WRITTEN EXERCISE: All of the material below is to be returned exactly.

Recorded data
☆ ☆ ☆
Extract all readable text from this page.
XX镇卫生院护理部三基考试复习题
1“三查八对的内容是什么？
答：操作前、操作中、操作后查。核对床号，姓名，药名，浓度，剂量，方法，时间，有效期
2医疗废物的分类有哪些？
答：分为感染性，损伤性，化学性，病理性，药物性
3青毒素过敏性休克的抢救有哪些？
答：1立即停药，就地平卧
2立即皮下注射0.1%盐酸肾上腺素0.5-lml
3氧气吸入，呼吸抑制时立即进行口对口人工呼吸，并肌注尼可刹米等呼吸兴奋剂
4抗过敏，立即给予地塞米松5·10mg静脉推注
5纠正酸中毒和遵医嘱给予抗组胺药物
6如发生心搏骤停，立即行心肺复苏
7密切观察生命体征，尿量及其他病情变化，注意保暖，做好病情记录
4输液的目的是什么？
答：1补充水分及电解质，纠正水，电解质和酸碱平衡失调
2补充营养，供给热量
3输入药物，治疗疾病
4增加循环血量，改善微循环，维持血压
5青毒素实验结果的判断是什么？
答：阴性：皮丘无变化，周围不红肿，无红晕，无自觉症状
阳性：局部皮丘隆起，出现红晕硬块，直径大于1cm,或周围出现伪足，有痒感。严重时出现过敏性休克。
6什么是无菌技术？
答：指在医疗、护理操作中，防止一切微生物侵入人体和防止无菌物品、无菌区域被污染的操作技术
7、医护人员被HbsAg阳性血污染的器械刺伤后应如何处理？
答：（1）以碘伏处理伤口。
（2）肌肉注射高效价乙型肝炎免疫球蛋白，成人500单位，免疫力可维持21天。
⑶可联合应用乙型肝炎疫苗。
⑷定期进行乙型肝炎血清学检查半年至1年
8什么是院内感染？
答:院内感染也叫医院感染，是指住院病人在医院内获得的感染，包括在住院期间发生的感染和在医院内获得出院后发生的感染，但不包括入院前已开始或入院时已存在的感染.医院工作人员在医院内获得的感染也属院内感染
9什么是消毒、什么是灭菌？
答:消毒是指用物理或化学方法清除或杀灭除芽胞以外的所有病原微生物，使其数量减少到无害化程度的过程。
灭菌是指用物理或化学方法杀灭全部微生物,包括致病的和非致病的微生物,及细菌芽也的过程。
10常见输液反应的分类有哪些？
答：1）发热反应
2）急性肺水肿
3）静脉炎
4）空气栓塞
☆ ☆ ☆
TASK ANSWER:
Extract all readable text from this page.
XX镇卫生院护理部三基考试复习题
1“三查八对的内容是什么？
答：操作前、操作中、操作后查。核对床号，姓名，药名，浓度，剂量，方法，时间，有效期
2医疗废物的分类有哪些？
答：分为感染性，损伤性，化学性，病理性，药物性
3青毒素过敏性休克的抢救有哪些？
答：1立即停药，就地平卧
2立即皮下注射0.1%盐酸肾上腺素0.5-lml
3氧气吸入，呼吸抑制时立即进行口对口人工呼吸，并肌注尼可刹米等呼吸兴奋剂
4抗过敏，立即给予地塞米松5·10mg静脉推注
5纠正酸中毒和遵医嘱给予抗组胺药物
6如发生心搏骤停，立即行心肺复苏
7密切观察生命体征，尿量及其他病情变化，注意保暖，做好病情记录
4输液的目的是什么？
答：1补充水分及电解质，纠正水，电解质和酸碱平衡失调
2补充营养，供给热量
3输入药物，治疗疾病
4增加循环血量，改善微循环，维持血压
5青毒素实验结果的判断是什么？
答：阴性：皮丘无变化，周围不红肿，无红晕，无自觉症状
阳性：局部皮丘隆起，出现红晕硬块，直径大于1cm,或周围出现伪足，有痒感。严重时出现过敏性休克。
6什么是无菌技术？
答：指在医疗、护理操作中，防止一切微生物侵入人体和防止无菌物品、无菌区域被污染的操作技术
7、医护人员被HbsAg阳性血污染的器械刺伤后应如何处理？
答：（1）以碘伏处理伤口。
（2）肌肉注射高效价乙型肝炎免疫球蛋白，成人500单位，免疫力可维持21天。
⑶可联合应用乙型肝炎疫苗。
⑷定期进行乙型肝炎血清学检查半年至1年
8什么是院内感染？
答:院内感染也叫医院感染，是指住院病人在医院内获得的感染，包括在住院期间发生的感染和在医院内获得出院后发生的感染，但不包括入院前已开始或入院时已存在的感染.医院工作人员在医院内获得的感染也属院内感染
9什么是消毒、什么是灭菌？
答:消毒是指用物理或化学方法清除或杀灭除芽胞以外的所有病原微生物，使其数量减少到无害化程度的过程。
灭菌是指用物理或化学方法杀灭全部微生物,包括致病的和非致病的微生物,及细菌芽也的过程。
10常见输液反应的分类有哪些？
答：1）发热反应
2）急性肺水肿
3）静脉炎
4）空气栓塞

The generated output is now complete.